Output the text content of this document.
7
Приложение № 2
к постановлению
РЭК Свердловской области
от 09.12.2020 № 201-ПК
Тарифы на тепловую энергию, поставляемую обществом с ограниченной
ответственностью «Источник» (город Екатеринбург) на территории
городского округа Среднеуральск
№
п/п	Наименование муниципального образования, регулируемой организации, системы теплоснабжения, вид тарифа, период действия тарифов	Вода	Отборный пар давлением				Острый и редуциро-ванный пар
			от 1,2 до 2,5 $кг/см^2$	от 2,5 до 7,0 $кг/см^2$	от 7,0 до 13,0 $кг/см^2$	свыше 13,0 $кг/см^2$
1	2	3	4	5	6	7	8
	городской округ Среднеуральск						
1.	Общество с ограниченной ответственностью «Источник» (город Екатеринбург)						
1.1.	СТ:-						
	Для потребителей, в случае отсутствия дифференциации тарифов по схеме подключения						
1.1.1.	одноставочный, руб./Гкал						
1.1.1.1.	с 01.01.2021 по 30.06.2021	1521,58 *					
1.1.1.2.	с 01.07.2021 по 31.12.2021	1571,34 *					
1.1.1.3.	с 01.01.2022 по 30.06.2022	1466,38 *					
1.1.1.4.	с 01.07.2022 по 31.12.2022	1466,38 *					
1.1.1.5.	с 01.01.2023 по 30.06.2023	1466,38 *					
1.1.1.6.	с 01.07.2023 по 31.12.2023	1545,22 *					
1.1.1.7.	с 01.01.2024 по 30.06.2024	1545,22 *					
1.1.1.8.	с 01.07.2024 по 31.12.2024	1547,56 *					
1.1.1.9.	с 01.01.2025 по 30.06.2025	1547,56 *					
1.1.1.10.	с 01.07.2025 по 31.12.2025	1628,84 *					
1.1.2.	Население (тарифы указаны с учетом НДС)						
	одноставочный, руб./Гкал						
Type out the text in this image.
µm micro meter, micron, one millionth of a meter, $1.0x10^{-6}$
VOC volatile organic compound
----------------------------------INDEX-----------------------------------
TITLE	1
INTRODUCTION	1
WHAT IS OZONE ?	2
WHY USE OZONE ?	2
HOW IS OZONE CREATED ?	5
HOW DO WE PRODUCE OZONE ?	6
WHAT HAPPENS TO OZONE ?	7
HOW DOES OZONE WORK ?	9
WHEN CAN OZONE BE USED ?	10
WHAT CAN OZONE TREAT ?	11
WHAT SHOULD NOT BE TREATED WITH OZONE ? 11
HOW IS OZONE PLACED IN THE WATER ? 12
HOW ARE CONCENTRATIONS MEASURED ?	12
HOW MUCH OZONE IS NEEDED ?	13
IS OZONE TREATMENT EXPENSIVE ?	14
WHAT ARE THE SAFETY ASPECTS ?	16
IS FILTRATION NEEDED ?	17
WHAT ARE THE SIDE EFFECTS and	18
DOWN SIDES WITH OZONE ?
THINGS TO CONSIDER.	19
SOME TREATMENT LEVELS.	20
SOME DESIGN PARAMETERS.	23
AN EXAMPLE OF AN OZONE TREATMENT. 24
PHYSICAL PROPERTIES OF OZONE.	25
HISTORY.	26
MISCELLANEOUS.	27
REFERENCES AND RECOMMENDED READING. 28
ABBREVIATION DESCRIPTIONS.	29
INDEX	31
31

* **GOAL OF THE EXERCISE**
Review the material and copy each line in which the word "NEEDED" appears.

* **THE OUTPUT**
HOW MUCH OZONE IS NEEDED ?	13
IS FILTRATION NEEDED ?	17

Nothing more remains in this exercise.